■ **Exercise details**
Write each record again exactly as it stands.

───── Information given ─────

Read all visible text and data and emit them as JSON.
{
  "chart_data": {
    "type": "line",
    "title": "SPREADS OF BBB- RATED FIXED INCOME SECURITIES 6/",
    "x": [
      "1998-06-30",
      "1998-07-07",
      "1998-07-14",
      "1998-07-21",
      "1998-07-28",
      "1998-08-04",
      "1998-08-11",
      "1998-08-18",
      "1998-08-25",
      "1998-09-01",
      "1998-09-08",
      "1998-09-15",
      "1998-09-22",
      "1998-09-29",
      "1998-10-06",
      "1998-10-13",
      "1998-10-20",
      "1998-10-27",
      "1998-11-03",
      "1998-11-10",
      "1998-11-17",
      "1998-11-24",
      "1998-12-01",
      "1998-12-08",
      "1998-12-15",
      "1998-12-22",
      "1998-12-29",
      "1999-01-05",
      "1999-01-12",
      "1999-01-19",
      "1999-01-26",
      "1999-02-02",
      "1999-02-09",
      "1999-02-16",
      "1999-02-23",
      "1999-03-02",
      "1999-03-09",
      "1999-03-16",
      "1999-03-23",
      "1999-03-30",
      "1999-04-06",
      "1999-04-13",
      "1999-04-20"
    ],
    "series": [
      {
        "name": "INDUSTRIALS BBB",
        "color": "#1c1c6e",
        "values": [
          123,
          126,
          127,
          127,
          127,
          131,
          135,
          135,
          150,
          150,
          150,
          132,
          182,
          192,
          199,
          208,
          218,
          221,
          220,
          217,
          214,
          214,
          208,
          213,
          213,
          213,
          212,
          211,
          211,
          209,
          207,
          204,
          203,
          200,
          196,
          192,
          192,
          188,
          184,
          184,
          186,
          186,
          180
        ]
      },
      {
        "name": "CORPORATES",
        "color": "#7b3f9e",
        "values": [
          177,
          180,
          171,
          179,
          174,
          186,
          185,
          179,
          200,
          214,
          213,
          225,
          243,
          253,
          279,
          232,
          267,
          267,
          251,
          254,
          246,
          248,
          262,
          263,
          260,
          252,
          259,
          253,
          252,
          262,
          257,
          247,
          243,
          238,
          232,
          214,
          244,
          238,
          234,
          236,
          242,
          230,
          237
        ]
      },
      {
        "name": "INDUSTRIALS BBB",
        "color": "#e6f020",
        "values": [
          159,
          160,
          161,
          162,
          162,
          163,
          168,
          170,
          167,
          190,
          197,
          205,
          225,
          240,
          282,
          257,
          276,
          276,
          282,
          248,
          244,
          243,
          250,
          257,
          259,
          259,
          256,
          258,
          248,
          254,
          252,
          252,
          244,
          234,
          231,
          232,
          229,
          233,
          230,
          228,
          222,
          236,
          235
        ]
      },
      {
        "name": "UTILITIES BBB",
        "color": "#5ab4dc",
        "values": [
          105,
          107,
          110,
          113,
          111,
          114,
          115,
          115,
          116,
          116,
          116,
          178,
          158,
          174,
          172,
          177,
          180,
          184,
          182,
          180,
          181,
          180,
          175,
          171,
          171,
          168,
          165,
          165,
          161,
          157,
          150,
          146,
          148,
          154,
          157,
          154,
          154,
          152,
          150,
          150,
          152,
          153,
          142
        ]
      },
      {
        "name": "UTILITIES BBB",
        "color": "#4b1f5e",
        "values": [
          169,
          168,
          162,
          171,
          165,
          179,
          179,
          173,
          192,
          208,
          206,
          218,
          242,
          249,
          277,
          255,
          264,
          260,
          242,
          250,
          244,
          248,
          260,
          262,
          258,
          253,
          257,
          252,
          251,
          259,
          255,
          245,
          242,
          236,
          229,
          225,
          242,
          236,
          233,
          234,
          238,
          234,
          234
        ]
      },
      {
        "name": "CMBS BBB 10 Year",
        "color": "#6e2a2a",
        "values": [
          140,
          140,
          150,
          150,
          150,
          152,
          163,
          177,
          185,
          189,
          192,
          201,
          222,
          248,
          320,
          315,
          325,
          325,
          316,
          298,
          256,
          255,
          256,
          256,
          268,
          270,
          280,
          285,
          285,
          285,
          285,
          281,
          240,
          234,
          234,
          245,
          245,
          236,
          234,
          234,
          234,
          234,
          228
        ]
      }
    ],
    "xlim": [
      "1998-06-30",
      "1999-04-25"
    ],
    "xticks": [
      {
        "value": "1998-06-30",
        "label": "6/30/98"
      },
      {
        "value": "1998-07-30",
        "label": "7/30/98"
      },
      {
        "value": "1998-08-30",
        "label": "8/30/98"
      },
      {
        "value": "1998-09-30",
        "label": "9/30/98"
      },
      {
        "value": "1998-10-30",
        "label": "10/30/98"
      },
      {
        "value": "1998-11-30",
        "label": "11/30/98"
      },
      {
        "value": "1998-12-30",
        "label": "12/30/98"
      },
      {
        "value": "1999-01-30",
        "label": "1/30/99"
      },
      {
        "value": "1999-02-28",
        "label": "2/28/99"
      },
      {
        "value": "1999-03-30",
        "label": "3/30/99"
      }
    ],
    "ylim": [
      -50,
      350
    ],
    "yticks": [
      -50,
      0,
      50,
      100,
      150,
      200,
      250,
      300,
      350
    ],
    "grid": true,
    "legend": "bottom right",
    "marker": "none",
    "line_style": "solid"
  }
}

─────

■ **Full response**
Read all visible text and data and emit them as JSON.
{
  "chart_data": {
    "type": "line",
    "title": "SPREADS OF BBB- RATED FIXED INCOME SECURITIES 6/",
    "x": [
      "1998-06-30",
      "1998-07-07",
      "1998-07-14",
      "1998-07-21",
      "1998-07-28",
      "1998-08-04",
      "1998-08-11",
      "1998-08-18",
      "1998-08-25",
      "1998-09-01",
      "1998-09-08",
      "1998-09-15",
      "1998-09-22",
      "1998-09-29",
      "1998-10-06",
      "1998-10-13",
      "1998-10-20",
      "1998-10-27",
      "1998-11-03",
      "1998-11-10",
      "1998-11-17",
      "1998-11-24",
      "1998-12-01",
      "1998-12-08",
      "1998-12-15",
      "1998-12-22",
      "1998-12-29",
      "1999-01-05",
      "1999-01-12",
      "1999-01-19",
      "1999-01-26",
      "1999-02-02",
      "1999-02-09",
      "1999-02-16",
      "1999-02-23",
      "1999-03-02",
      "1999-03-09",
      "1999-03-16",
      "1999-03-23",
      "1999-03-30",
      "1999-04-06",
      "1999-04-13",
      "1999-04-20"
    ],
    "series": [
      {
        "name": "INDUSTRIALS BBB",
        "color": "#1c1c6e",
        "values": [
          123,
          126,
          127,
          127,
          127,
          131,
          135,
          135,
          150,
          150,
          150,
          132,
          182,
          192,
          199,
          208,
          218,
          221,
          220,
          217,
          214,
          214,
          208,
          213,
          213,
          213,
          212,
          211,
          211,
          209,
          207,
          204,
          203,
          200,
          196,
          192,
          192,
          188,
          184,
          184,
          186,
          186,
          180
        ]
      },
      {
        "name": "CORPORATES",
        "color": "#7b3f9e",
        "values": [
          177,
          180,
          171,
          179,
          174,
          186,
          185,
          179,
          200,
          214,
          213,
          225,
          243,
          253,
          279,
          232,
          267,
          267,
          251,
          254,
          246,
          248,
          262,
          263,
          260,
          252,
          259,
          253,
          252,
          262,
          257,
          247,
          243,
          238,
          232,
          214,
          244,
          238,
          234,
          236,
          242,
          230,
          237
        ]
      },
      {
        "name": "INDUSTRIALS BBB",
        "color": "#e6f020",
        "values": [
          159,
          160,
          161,
          162,
          162,
          163,
          168,
          170,
          167,
          190,
          197,
          205,
          225,
          240,
          282,
          257,
          276,
          276,
          282,
          248,
          244,
          243,
          250,
          257,
          259,
          259,
          256,
          258,
          248,
          254,
          252,
          252,
          244,
          234,
          231,
          232,
          229,
          233,
          230,
          228,
          222,
          236,
          235
        ]
      },
      {
        "name": "UTILITIES BBB",
        "color": "#5ab4dc",
        "values": [
          105,
          107,
          110,
          113,
          111,
          114,
          115,
          115,
          116,
          116,
          116,
          178,
          158,
          174,
          172,
          177,
          180,
          184,
          182,
          180,
          181,
          180,
          175,
          171,
          171,
          168,
          165,
          165,
          161,
          157,
          150,
          146,
          148,
          154,
          157,
          154,
          154,
          152,
          150,
          150,
          152,
          153,
          142
        ]
      },
      {
        "name": "UTILITIES BBB",
        "color": "#4b1f5e",
        "values": [
          169,
          168,
          162,
          171,
          165,
          179,
          179,
          173,
          192,
          208,
          206,
          218,
          242,
          249,
          277,
          255,
          264,
          260,
          242,
          250,
          244,
          248,
          260,
          262,
          258,
          253,
          257,
          252,
          251,
          259,
          255,
          245,
          242,
          236,
          229,
          225,
          242,
          236,
          233,
          234,
          238,
          234,
          234
        ]
      },
      {
        "name": "CMBS BBB 10 Year",
        "color": "#6e2a2a",
        "values": [
          140,
          140,
          150,
          150,
          150,
          152,
          163,
          177,
          185,
          189,
          192,
          201,
          222,
          248,
          320,
          315,
          325,
          325,
          316,
          298,
          256,
          255,
          256,
          256,
          268,
          270,
          280,
          285,
          285,
          285,
          285,
          281,
          240,
          234,
          234,
          245,
          245,
          236,
          234,
          234,
          234,
          234,
          228
        ]
      }
    ],
    "xlim": [
      "1998-06-30",
      "1999-04-25"
    ],
    "xticks": [
      {
        "value": "1998-06-30",
        "label": "6/30/98"
      },
      {
        "value": "1998-07-30",
        "label": "7/30/98"
      },
      {
        "value": "1998-08-30",
        "label": "8/30/98"
      },
      {
        "value": "1998-09-30",
        "label": "9/30/98"
      },
      {
        "value": "1998-10-30",
        "label": "10/30/98"
      },
      {
        "value": "1998-11-30",
        "label": "11/30/98"
      },
      {
        "value": "1998-12-30",
        "label": "12/30/98"
      },
      {
        "value": "1999-01-30",
        "label": "1/30/99"
      },
      {
        "value": "1999-02-28",
        "label": "2/28/99"
      },
      {
        "value": "1999-03-30",
        "label": "3/30/99"
      }
    ],
    "ylim": [
      -50,
      350
    ],
    "yticks": [
      -50,
      0,
      50,
      100,
      150,
      200,
      250,
      300,
      350
    ],
    "grid": true,
    "legend": "bottom right",
    "marker": "none",
    "line_style": "solid"
  }
}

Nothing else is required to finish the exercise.